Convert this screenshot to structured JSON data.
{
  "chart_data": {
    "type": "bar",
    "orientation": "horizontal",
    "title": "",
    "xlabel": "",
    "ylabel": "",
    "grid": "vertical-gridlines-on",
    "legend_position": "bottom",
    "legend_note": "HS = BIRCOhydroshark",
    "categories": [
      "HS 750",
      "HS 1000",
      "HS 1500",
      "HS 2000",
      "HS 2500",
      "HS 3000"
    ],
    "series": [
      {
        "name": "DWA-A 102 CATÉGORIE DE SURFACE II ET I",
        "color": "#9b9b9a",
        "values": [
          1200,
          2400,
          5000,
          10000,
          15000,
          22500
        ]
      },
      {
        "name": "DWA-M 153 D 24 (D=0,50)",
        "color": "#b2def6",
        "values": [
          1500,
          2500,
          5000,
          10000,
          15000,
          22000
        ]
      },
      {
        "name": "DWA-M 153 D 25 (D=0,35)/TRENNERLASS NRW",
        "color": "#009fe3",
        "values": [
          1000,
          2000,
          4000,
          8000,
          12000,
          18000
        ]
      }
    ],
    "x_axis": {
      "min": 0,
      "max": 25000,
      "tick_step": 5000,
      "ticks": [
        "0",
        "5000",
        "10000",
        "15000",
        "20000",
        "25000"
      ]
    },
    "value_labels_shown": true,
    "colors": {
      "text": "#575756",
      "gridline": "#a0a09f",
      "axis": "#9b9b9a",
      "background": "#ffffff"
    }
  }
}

- AIM OF THE EXERCISE
Every line above needs to be retyped exactly.

- WRITTEN REPLY
Convert this screenshot to structured JSON data.
{
  "chart_data": {
    "type": "bar",
    "orientation": "horizontal",
    "title": "",
    "xlabel": "",
    "ylabel": "",
    "grid": "vertical-gridlines-on",
    "legend_position": "bottom",
    "legend_note": "HS = BIRCOhydroshark",
    "categories": [
      "HS 750",
      "HS 1000",
      "HS 1500",
      "HS 2000",
      "HS 2500",
      "HS 3000"
    ],
    "series": [
      {
        "name": "DWA-A 102 CATÉGORIE DE SURFACE II ET I",
        "color": "#9b9b9a",
        "values": [
          1200,
          2400,
          5000,
          10000,
          15000,
          22500
        ]
      },
      {
        "name": "DWA-M 153 D 24 (D=0,50)",
        "color": "#b2def6",
        "values": [
          1500,
          2500,
          5000,
          10000,
          15000,
          22000
        ]
      },
      {
        "name": "DWA-M 153 D 25 (D=0,35)/TRENNERLASS NRW",
        "color": "#009fe3",
        "values": [
          1000,
          2000,
          4000,
          8000,
          12000,
          18000
        ]
      }
    ],
    "x_axis": {
      "min": 0,
      "max": 25000,
      "tick_step": 5000,
      "ticks": [
        "0",
        "5000",
        "10000",
        "15000",
        "20000",
        "25000"
      ]
    },
    "value_labels_shown": true,
    "colors": {
      "text": "#575756",
      "gridline": "#a0a09f",
      "axis": "#9b9b9a",
      "background": "#ffffff"
    }
  }
}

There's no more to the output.